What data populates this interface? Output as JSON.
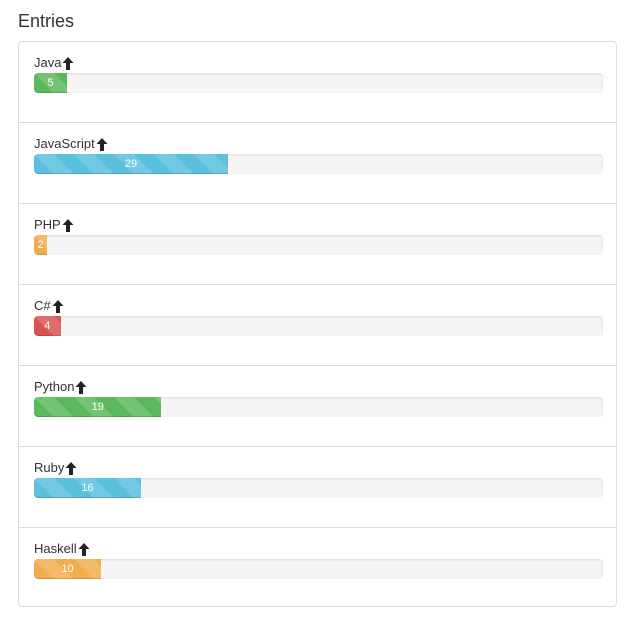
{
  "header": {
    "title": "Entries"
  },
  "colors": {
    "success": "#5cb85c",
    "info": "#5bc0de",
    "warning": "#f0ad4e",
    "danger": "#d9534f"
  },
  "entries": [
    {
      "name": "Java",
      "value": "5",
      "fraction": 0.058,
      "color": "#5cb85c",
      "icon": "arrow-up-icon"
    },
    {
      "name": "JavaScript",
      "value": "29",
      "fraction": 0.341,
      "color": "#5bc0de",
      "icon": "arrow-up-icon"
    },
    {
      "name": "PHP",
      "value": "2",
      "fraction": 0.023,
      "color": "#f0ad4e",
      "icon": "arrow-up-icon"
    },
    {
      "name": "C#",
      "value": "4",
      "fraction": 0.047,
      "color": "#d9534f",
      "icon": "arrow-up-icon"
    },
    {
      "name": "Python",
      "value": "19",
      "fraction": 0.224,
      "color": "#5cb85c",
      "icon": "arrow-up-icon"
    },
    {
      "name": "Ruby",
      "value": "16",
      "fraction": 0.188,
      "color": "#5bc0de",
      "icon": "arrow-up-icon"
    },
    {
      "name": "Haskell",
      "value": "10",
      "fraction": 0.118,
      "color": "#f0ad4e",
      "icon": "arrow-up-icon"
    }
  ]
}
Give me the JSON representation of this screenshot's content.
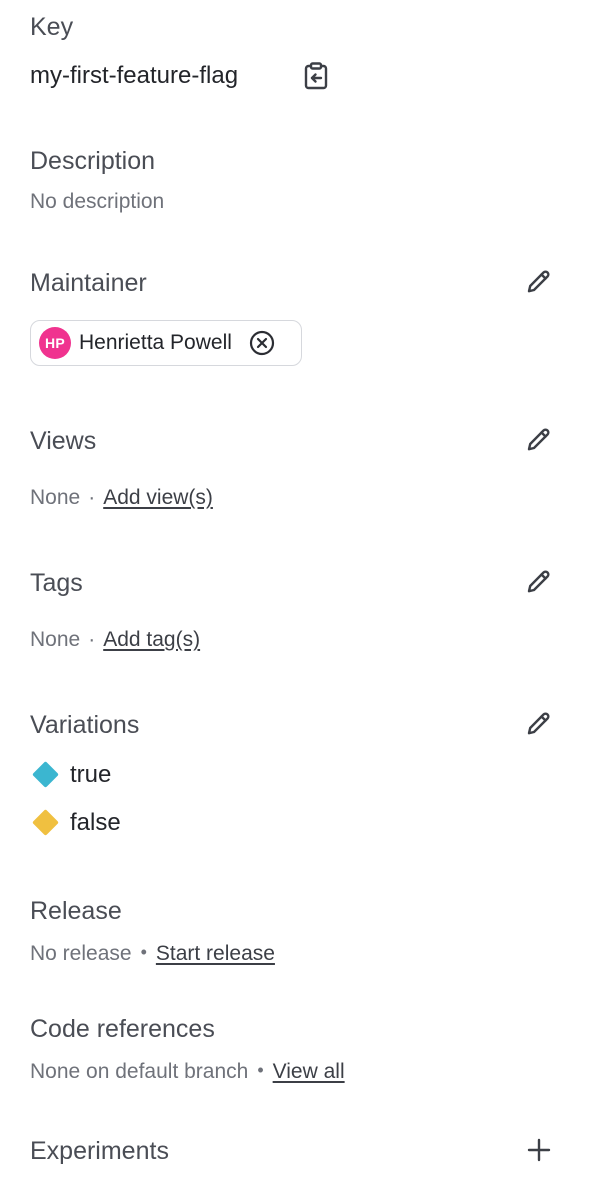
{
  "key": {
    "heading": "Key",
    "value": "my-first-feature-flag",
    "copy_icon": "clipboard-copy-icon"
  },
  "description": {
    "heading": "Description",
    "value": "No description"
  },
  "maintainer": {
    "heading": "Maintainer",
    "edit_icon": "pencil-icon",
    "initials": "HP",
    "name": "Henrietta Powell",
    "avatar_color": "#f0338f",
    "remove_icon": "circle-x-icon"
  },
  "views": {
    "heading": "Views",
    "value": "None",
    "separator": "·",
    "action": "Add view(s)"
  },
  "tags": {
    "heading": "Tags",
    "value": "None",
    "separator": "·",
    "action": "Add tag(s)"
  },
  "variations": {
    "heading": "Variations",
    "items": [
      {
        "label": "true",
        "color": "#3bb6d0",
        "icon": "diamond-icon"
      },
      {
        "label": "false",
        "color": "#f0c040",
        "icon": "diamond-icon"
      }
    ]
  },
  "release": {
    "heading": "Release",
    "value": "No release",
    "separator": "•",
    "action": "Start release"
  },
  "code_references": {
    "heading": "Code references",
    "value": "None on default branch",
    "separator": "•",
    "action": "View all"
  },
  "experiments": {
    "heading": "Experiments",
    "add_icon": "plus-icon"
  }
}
★ ★ ★
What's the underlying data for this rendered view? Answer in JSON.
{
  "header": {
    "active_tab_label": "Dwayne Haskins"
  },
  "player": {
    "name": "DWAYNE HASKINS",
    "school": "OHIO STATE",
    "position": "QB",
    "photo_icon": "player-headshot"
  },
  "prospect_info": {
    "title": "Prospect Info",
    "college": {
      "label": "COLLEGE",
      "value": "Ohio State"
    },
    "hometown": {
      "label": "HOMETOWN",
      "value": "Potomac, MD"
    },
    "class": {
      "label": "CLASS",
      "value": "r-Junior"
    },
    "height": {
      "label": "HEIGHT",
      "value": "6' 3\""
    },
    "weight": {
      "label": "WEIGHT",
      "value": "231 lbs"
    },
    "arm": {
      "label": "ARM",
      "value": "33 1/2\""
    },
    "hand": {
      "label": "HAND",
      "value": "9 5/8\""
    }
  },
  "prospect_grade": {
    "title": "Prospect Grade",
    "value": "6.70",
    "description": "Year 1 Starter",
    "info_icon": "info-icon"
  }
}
★ ★ ★
* REQUIREMENT
Write out every line of the listing that holds the word "title".

* TASK RESPONSE
    "title": "Entries"
    "title": "Prospect Info",
    "title": "Prospect Grade",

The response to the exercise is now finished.